*WHAT TO PRODUCE:*
Copy out all of the material exactly.

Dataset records
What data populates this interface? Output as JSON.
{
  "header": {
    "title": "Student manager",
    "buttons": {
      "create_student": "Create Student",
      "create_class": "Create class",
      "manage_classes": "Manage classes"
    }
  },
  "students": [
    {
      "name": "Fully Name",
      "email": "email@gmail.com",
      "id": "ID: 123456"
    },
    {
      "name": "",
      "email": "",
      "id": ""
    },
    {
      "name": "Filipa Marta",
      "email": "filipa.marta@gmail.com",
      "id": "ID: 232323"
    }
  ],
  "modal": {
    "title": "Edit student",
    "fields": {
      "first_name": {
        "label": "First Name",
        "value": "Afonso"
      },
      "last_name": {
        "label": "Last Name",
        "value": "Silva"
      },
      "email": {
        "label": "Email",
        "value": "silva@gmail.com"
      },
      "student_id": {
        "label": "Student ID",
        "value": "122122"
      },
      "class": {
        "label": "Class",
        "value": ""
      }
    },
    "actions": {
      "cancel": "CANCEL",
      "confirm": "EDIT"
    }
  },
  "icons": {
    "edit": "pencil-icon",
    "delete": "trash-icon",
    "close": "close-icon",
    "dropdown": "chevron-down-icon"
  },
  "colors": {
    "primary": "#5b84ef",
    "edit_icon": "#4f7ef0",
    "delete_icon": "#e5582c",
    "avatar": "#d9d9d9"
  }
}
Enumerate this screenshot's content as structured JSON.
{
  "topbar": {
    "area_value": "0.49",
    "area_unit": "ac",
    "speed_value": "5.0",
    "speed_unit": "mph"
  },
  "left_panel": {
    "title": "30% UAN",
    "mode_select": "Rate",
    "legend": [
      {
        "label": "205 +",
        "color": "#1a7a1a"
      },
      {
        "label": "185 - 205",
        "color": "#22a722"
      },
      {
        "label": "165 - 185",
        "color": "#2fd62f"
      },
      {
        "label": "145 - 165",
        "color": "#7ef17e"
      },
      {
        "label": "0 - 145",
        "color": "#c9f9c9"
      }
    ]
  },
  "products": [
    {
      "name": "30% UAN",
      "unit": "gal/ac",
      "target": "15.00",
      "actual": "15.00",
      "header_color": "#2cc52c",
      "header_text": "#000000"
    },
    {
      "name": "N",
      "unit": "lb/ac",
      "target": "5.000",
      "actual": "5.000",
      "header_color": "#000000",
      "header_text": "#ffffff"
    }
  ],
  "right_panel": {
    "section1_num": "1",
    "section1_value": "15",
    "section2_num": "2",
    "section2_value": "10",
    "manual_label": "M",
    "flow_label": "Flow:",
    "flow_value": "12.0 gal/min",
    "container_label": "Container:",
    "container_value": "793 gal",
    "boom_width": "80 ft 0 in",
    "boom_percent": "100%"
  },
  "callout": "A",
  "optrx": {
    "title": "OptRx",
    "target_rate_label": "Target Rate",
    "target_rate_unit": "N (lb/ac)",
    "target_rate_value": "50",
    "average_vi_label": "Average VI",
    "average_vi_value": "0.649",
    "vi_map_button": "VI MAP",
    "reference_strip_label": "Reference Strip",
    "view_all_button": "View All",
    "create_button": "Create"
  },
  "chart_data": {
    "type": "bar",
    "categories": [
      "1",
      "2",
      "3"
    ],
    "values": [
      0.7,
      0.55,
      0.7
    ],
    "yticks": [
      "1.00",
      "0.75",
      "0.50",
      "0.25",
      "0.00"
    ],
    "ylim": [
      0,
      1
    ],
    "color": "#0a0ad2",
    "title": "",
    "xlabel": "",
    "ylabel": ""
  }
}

*OUTPUT OF THE EXERCISE:*
What data populates this interface? Output as JSON.
{
  "header": {
    "title": "Student manager",
    "buttons": {
      "create_student": "Create Student",
      "create_class": "Create class",
      "manage_classes": "Manage classes"
    }
  },
  "students": [
    {
      "name": "Fully Name",
      "email": "email@gmail.com",
      "id": "ID: 123456"
    },
    {
      "name": "",
      "email": "",
      "id": ""
    },
    {
      "name": "Filipa Marta",
      "email": "filipa.marta@gmail.com",
      "id": "ID: 232323"
    }
  ],
  "modal": {
    "title": "Edit student",
    "fields": {
      "first_name": {
        "label": "First Name",
        "value": "Afonso"
      },
      "last_name": {
        "label": "Last Name",
        "value": "Silva"
      },
      "email": {
        "label": "Email",
        "value": "silva@gmail.com"
      },
      "student_id": {
        "label": "Student ID",
        "value": "122122"
      },
      "class": {
        "label": "Class",
        "value": ""
      }
    },
    "actions": {
      "cancel": "CANCEL",
      "confirm": "EDIT"
    }
  },
  "icons": {
    "edit": "pencil-icon",
    "delete": "trash-icon",
    "close": "close-icon",
    "dropdown": "chevron-down-icon"
  },
  "colors": {
    "primary": "#5b84ef",
    "edit_icon": "#4f7ef0",
    "delete_icon": "#e5582c",
    "avatar": "#d9d9d9"
  }
}
Enumerate this screenshot's content as structured JSON.
{
  "topbar": {
    "area_value": "0.49",
    "area_unit": "ac",
    "speed_value": "5.0",
    "speed_unit": "mph"
  },
  "left_panel": {
    "title": "30% UAN",
    "mode_select": "Rate",
    "legend": [
      {
        "label": "205 +",
        "color": "#1a7a1a"
      },
      {
        "label": "185 - 205",
        "color": "#22a722"
      },
      {
        "label": "165 - 185",
        "color": "#2fd62f"
      },
      {
        "label": "145 - 165",
        "color": "#7ef17e"
      },
      {
        "label": "0 - 145",
        "color": "#c9f9c9"
      }
    ]
  },
  "products": [
    {
      "name": "30% UAN",
      "unit": "gal/ac",
      "target": "15.00",
      "actual": "15.00",
      "header_color": "#2cc52c",
      "header_text": "#000000"
    },
    {
      "name": "N",
      "unit": "lb/ac",
      "target": "5.000",
      "actual": "5.000",
      "header_color": "#000000",
      "header_text": "#ffffff"
    }
  ],
  "right_panel": {
    "section1_num": "1",
    "section1_value": "15",
    "section2_num": "2",
    "section2_value": "10",
    "manual_label": "M",
    "flow_label": "Flow:",
    "flow_value": "12.0 gal/min",
    "container_label": "Container:",
    "container_value": "793 gal",
    "boom_width": "80 ft 0 in",
    "boom_percent": "100%"
  },
  "callout": "A",
  "optrx": {
    "title": "OptRx",
    "target_rate_label": "Target Rate",
    "target_rate_unit": "N (lb/ac)",
    "target_rate_value": "50",
    "average_vi_label": "Average VI",
    "average_vi_value": "0.649",
    "vi_map_button": "VI MAP",
    "reference_strip_label": "Reference Strip",
    "view_all_button": "View All",
    "create_button": "Create"
  },
  "chart_data": {
    "type": "bar",
    "categories": [
      "1",
      "2",
      "3"
    ],
    "values": [
      0.7,
      0.55,
      0.7
    ],
    "yticks": [
      "1.00",
      "0.75",
      "0.50",
      "0.25",
      "0.00"
    ],
    "ylim": [
      0,
      1
    ],
    "color": "#0a0ad2",
    "title": "",
    "xlabel": "",
    "ylabel": ""
  }
}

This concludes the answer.